_To do_:
Tell how many lines in the data below hold the string "dzielącym"; give nothing but the number.

— Start Records for this task —

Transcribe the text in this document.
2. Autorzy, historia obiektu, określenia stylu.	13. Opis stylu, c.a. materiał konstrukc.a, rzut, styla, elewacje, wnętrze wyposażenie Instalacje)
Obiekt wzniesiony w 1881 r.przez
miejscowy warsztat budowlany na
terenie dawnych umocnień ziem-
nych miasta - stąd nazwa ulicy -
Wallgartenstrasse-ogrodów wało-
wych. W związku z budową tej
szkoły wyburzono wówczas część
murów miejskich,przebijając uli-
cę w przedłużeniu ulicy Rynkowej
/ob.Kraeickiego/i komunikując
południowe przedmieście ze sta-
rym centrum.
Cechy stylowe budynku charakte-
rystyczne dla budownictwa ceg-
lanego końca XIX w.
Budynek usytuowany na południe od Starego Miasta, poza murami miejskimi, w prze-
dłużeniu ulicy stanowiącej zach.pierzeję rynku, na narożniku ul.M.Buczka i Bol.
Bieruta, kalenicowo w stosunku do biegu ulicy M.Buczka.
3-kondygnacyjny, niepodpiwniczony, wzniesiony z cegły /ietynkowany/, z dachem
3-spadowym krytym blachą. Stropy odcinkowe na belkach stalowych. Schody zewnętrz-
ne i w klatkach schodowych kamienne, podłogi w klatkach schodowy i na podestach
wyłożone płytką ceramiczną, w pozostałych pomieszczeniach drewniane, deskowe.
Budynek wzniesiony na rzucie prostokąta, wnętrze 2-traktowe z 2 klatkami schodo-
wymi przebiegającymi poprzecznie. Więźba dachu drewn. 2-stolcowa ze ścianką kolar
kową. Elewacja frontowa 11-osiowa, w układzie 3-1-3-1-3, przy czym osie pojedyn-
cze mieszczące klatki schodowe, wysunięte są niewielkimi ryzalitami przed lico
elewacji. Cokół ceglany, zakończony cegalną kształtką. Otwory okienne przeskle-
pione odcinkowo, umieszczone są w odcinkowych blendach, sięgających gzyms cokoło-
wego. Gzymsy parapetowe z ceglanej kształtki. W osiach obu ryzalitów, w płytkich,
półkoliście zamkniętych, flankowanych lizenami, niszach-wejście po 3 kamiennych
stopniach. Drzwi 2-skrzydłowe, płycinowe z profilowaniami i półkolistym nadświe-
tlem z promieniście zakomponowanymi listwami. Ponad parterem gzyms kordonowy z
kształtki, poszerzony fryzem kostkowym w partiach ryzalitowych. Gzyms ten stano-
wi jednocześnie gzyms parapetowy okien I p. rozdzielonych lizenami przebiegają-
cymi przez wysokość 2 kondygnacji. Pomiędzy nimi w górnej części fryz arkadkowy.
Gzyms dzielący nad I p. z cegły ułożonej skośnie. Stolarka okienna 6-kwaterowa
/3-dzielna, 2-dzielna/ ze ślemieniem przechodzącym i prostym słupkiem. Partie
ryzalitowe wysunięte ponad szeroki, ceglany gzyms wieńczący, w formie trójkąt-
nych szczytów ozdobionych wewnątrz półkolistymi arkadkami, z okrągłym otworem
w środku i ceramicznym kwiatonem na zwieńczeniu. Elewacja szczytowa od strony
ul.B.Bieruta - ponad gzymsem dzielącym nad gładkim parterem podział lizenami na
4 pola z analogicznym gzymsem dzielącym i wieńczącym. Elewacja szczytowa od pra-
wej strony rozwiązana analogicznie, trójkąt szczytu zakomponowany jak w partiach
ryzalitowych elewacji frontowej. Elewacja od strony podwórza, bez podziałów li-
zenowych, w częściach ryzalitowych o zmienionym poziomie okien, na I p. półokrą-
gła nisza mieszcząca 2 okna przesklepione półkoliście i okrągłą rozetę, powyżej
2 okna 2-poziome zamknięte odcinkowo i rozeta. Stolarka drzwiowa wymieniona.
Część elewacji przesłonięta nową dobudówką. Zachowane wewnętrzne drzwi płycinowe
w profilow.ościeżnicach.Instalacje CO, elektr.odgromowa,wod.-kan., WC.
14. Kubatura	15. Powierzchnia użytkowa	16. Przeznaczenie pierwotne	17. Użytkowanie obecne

— End Records for this task —

_Exercise response_:
2